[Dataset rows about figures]
----

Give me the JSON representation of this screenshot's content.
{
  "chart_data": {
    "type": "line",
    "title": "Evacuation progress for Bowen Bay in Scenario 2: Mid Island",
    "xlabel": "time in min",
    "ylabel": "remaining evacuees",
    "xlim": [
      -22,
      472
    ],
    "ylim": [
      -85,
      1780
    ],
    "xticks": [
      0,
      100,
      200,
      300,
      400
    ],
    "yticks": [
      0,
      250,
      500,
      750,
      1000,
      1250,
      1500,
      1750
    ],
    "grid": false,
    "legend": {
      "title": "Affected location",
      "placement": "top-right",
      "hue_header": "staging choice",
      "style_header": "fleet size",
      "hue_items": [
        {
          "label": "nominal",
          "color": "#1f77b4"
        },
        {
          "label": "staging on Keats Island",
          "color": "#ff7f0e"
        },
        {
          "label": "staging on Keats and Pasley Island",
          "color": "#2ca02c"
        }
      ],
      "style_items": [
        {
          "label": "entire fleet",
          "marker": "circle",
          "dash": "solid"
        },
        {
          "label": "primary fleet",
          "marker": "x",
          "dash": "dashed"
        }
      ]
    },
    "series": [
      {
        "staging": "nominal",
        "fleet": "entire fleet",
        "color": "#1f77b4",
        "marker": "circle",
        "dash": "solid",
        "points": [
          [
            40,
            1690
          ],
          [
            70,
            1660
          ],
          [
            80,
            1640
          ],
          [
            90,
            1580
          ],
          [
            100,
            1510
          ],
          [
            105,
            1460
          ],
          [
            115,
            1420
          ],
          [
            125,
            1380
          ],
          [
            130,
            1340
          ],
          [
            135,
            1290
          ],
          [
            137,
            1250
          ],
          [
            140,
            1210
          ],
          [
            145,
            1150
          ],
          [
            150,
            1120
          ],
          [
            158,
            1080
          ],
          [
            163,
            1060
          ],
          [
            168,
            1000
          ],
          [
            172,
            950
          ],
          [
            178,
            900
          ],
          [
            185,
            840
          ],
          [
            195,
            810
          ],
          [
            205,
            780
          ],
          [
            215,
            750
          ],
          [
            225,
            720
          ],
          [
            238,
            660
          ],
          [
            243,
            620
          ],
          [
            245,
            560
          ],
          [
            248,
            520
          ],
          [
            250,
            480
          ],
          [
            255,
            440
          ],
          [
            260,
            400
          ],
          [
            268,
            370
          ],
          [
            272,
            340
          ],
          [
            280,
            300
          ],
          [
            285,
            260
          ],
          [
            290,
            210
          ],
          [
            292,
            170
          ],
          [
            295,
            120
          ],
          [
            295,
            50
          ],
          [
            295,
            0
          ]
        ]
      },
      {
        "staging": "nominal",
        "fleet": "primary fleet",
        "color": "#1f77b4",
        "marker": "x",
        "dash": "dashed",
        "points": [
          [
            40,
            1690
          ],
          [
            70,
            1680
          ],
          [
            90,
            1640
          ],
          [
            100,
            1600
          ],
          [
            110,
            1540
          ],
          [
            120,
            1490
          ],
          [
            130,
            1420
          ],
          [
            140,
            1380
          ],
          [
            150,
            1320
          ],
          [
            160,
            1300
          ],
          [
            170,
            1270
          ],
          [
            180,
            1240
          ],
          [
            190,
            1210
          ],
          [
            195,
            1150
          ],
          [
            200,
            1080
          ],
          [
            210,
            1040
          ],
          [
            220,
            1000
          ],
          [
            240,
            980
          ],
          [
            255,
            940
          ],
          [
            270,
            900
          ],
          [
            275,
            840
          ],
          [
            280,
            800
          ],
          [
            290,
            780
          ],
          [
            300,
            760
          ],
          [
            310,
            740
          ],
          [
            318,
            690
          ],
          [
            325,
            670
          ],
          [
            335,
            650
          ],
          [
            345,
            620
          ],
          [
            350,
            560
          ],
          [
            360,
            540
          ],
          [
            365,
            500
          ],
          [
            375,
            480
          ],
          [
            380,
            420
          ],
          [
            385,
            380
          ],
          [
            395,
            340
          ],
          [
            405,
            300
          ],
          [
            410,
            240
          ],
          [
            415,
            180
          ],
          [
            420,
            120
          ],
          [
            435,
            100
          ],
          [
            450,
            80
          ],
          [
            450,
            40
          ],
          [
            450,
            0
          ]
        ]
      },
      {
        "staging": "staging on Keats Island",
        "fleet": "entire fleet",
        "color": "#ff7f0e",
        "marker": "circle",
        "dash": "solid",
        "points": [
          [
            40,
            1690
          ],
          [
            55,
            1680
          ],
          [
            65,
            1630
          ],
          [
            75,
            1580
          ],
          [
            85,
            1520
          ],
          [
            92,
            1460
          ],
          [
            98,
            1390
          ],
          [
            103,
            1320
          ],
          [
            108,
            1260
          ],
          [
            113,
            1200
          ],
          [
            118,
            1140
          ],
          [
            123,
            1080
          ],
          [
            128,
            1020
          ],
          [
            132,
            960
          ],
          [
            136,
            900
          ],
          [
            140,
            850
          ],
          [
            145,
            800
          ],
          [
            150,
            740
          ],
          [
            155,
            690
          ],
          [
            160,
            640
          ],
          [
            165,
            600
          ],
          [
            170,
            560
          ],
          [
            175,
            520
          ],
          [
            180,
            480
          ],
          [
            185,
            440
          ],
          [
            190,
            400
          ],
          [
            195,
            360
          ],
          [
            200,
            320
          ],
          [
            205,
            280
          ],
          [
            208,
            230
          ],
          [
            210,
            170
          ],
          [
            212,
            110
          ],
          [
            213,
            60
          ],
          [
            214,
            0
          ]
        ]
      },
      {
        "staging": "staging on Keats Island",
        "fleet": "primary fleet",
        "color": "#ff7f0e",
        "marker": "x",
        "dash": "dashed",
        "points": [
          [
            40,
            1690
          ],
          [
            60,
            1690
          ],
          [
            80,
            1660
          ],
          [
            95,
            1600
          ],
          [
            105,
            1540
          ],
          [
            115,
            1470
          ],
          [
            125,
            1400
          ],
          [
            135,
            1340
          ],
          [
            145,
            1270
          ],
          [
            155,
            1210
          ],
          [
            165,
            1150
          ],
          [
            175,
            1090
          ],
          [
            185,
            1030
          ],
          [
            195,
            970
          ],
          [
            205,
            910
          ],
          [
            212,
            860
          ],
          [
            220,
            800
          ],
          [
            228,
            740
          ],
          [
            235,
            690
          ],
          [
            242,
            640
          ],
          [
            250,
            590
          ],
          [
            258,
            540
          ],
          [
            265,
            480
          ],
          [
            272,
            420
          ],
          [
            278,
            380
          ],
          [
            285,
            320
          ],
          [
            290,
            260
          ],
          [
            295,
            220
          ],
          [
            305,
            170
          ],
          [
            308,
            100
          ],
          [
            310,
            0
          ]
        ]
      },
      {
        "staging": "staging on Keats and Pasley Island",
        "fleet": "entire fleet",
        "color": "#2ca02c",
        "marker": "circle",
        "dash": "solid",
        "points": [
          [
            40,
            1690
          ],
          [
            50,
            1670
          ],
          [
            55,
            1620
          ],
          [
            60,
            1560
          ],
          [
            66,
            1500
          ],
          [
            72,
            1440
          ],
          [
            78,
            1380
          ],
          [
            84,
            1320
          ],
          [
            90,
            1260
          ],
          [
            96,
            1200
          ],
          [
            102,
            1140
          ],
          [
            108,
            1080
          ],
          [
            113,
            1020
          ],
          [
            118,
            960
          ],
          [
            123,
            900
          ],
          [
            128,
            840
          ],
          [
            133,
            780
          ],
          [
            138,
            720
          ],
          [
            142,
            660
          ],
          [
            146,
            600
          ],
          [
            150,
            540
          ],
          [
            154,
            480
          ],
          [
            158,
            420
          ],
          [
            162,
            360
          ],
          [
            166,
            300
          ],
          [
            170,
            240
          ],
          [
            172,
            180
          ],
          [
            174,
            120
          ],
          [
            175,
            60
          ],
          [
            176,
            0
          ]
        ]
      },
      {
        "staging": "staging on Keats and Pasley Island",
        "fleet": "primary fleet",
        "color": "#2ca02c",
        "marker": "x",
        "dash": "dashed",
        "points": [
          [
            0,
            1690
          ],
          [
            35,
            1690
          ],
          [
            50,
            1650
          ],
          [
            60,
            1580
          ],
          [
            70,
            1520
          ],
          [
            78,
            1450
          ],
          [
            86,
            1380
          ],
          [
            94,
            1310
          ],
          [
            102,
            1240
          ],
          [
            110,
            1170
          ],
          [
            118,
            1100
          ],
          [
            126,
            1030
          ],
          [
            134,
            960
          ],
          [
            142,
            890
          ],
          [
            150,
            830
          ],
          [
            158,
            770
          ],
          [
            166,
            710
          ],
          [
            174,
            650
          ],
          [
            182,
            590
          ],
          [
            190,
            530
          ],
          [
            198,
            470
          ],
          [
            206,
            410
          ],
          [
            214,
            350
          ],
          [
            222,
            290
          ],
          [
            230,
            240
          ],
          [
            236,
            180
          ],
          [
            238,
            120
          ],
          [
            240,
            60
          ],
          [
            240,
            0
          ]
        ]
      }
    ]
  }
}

----

Your goal: What is the number of lines in the records that contain the word "title"? Answer with the number and nothing else.

Completed task: 2